Given data -
○ ○ ○

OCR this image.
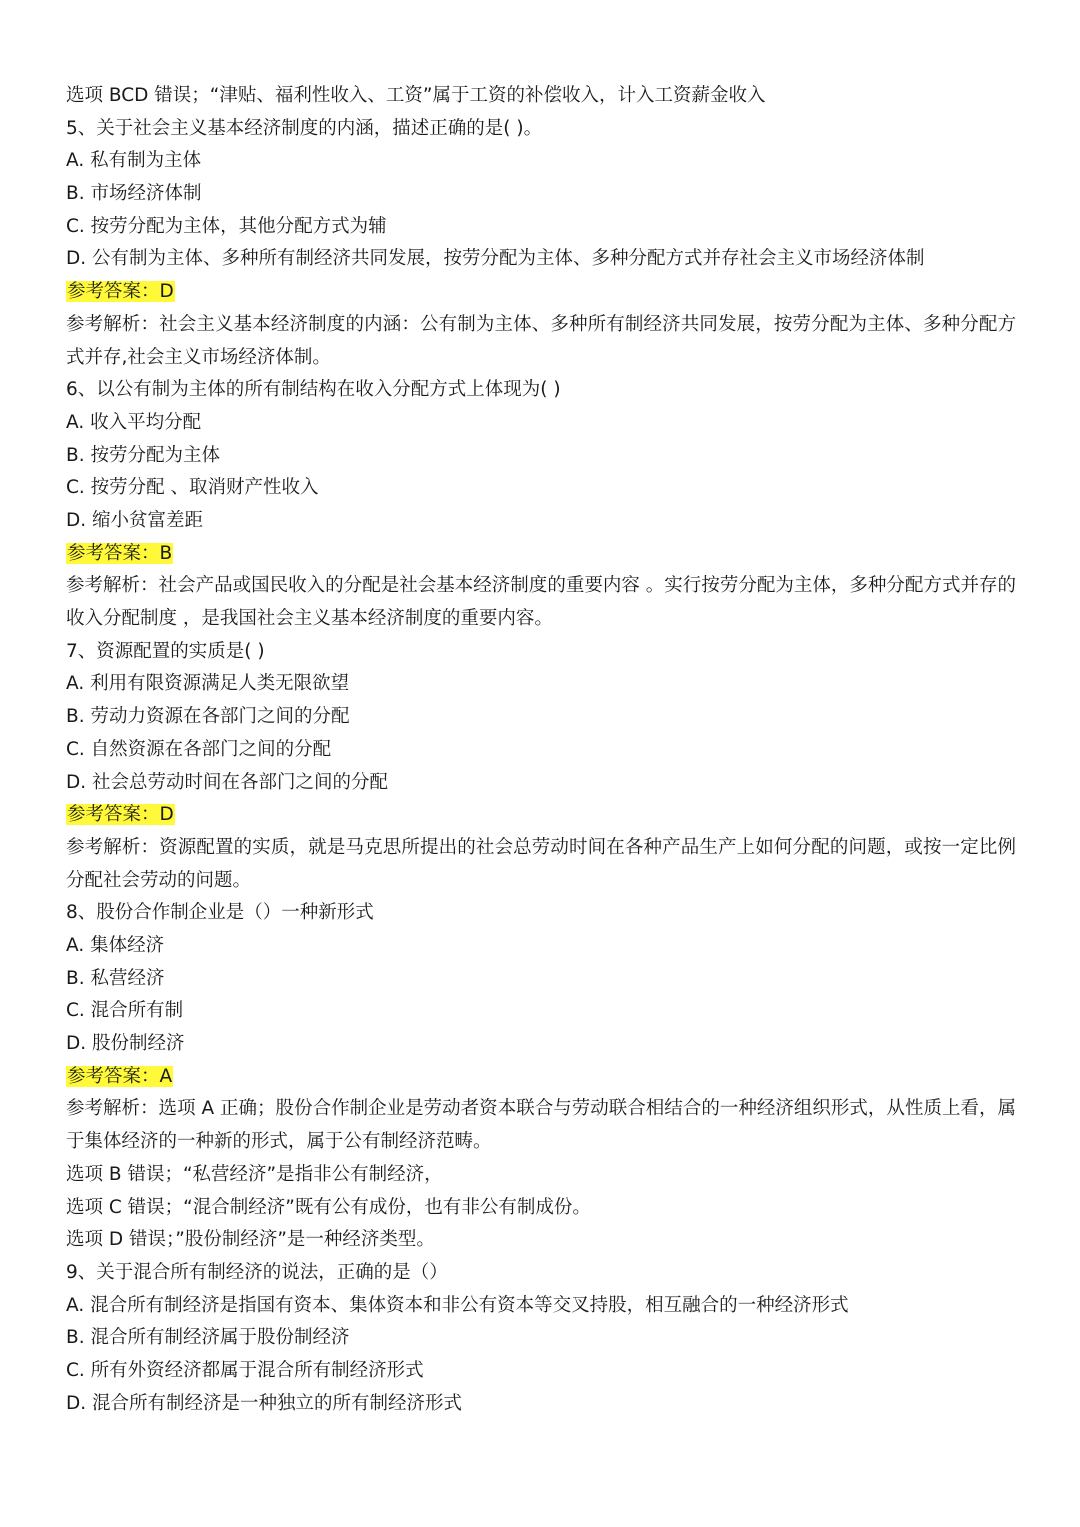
选项 BCD 错误；“津贴、福利性收入、工资”属于工资的补偿收入，计入工资薪金收入
5、关于社会主义基本经济制度的内涵，描述正确的是( )。
A. 私有制为主体
B. 市场经济体制
C. 按劳分配为主体，其他分配方式为辅
D. 公有制为主体、多种所有制经济共同发展，按劳分配为主体、多种分配方式并存社会主义市场经济体制
参考答案：D
参考解析：社会主义基本经济制度的内涵：公有制为主体、多种所有制经济共同发展，按劳分配为主体、多种分配方式并存,社会主义市场经济体制。
6、以公有制为主体的所有制结构在收入分配方式上体现为( )
A. 收入平均分配
B. 按劳分配为主体
C. 按劳分配 、取消财产性收入
D. 缩小贫富差距
参考答案：B
参考解析：社会产品或国民收入的分配是社会基本经济制度的重要内容 。实行按劳分配为主体，多种分配方式并存的收入分配制度 ，是我国社会主义基本经济制度的重要内容。
7、资源配置的实质是( )
A. 利用有限资源满足人类无限欲望
B. 劳动力资源在各部门之间的分配
C. 自然资源在各部门之间的分配
D. 社会总劳动时间在各部门之间的分配
参考答案：D
参考解析：资源配置的实质，就是马克思所提出的社会总劳动时间在各种产品生产上如何分配的问题，或按一定比例分配社会劳动的问题。
8、股份合作制企业是（）一种新形式
A. 集体经济
B. 私营经济
C. 混合所有制
D. 股份制经济
参考答案：A
参考解析：选项 A 正确；股份合作制企业是劳动者资本联合与劳动联合相结合的一种经济组织形式，从性质上看，属于集体经济的一种新的形式，属于公有制经济范畴。
选项 B 错误；“私营经济”是指非公有制经济，
选项 C 错误；“混合制经济”既有公有成份，也有非公有制成份。
选项 D 错误；”股份制经济”是一种经济类型。
9、关于混合所有制经济的说法，正确的是（）
A. 混合所有制经济是指国有资本、集体资本和非公有资本等交叉持股，相互融合的一种经济形式
B. 混合所有制经济属于股份制经济
C. 所有外资经济都属于混合所有制经济形式
D. 混合所有制经济是一种独立的所有制经济形式
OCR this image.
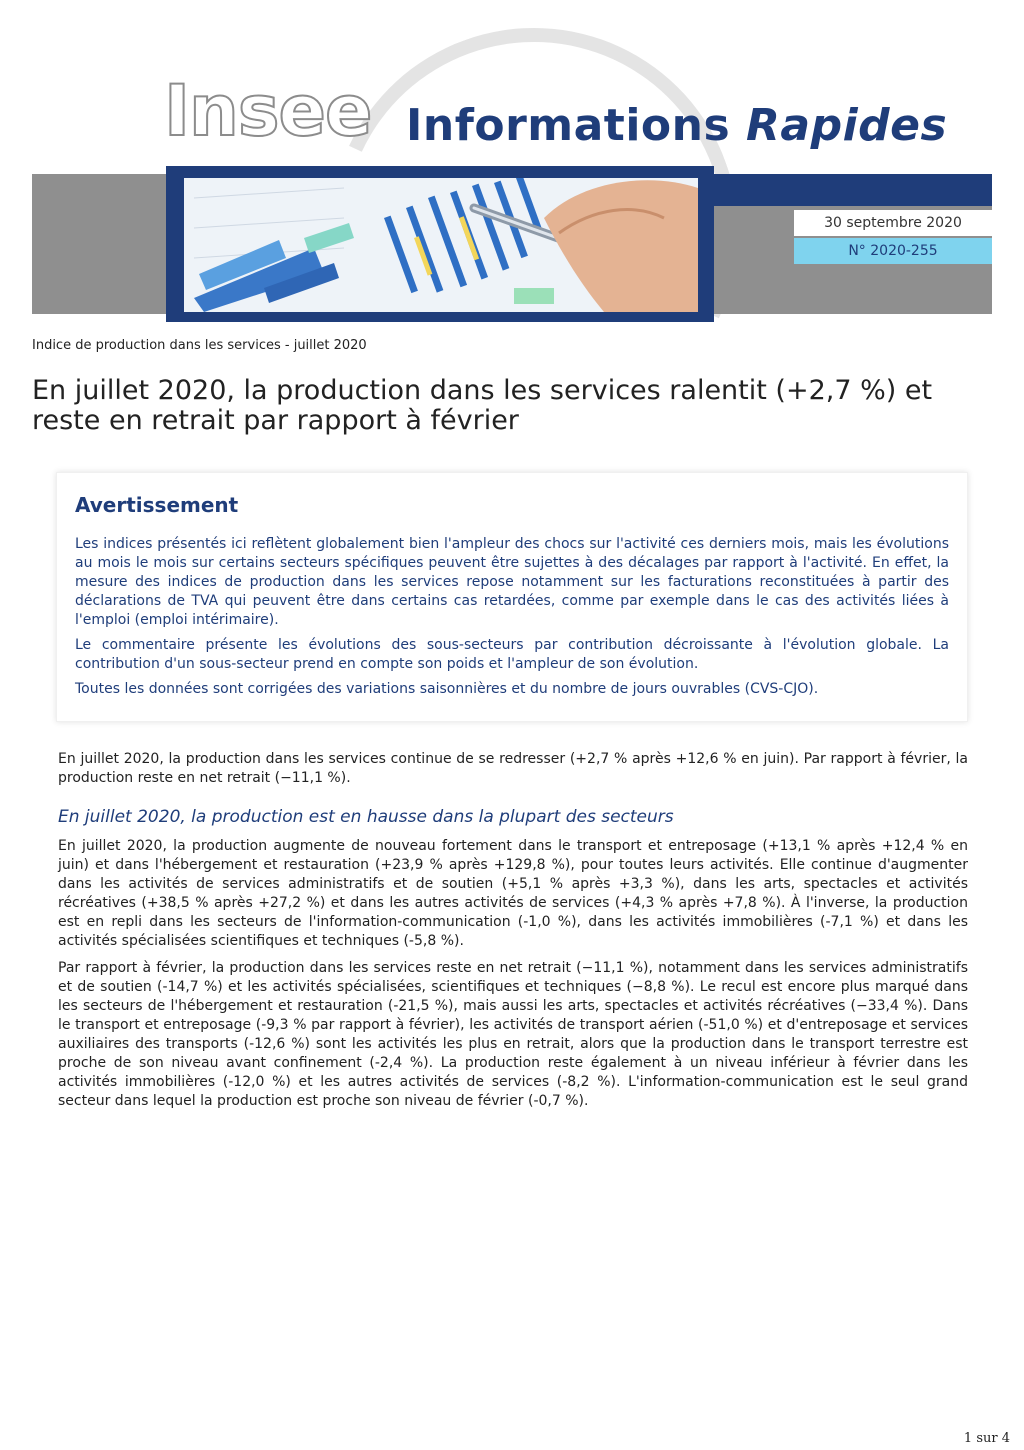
Insee Informations Rapides
30 septembre 2020
N° 2020-255
Indice de production dans les services - juillet 2020
En juillet 2020, la production dans les services ralentit (+2,7 %) et reste en retrait par rapport à février
Avertissement

Les indices présentés ici reflètent globalement bien l'ampleur des chocs sur l'activité ces derniers mois, mais les évolutions au mois le mois sur certains secteurs spécifiques peuvent être sujettes à des décalages par rapport à l'activité. En effet, la mesure des indices de production dans les services repose notamment sur les facturations reconstituées à partir des déclarations de TVA qui peuvent être dans certains cas retardées, comme par exemple dans le cas des activités liées à l'emploi (emploi intérimaire).

Le commentaire présente les évolutions des sous-secteurs par contribution décroissante à l'évolution globale. La contribution d'un sous-secteur prend en compte son poids et l'ampleur de son évolution.

Toutes les données sont corrigées des variations saisonnières et du nombre de jours ouvrables (CVS-CJO).

En juillet 2020, la production dans les services continue de se redresser (+2,7 % après +12,6 % en juin). Par rapport à février, la production reste en net retrait (−11,1 %).

En juillet 2020, la production est en hausse dans la plupart des secteurs

En juillet 2020, la production augmente de nouveau fortement dans le transport et entreposage (+13,1 % après +12,4 % en juin) et dans l'hébergement et restauration (+23,9 % après +129,8 %), pour toutes leurs activités. Elle continue d'augmenter dans les activités de services administratifs et de soutien (+5,1 % après +3,3 %), dans les arts, spectacles et activités récréatives (+38,5 % après +27,2 %) et dans les autres activités de services (+4,3 % après +7,8 %). À l'inverse, la production est en repli dans les secteurs de l'information-communication (-1,0 %), dans les activités immobilières (-7,1 %) et dans les activités spécialisées scientifiques et techniques (-5,8 %).

Par rapport à février, la production dans les services reste en net retrait (−11,1 %), notamment dans les services administratifs et de soutien (-14,7 %) et les activités spécialisées, scientifiques et techniques (−8,8 %). Le recul est encore plus marqué dans les secteurs de l'hébergement et restauration (-21,5 %), mais aussi les arts, spectacles et activités récréatives (−33,4 %). Dans le transport et entreposage (-9,3 % par rapport à février), les activités de transport aérien (-51,0 %) et d'entreposage et services auxiliaires des transports (-12,6 %) sont les activités les plus en retrait, alors que la production dans le transport terrestre est proche de son niveau avant confinement (-2,4 %). La production reste également à un niveau inférieur à février dans les activités immobilières (-12,0 %) et les autres activités de services (-8,2 %). L'information-communication est le seul grand secteur dans lequel la production est proche son niveau de février (-0,7 %).

1 sur 4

○ ○ ○

Prompt - Across the records above, count the lines holding "参考解析" and reply with that number alone.

Complete answer - 4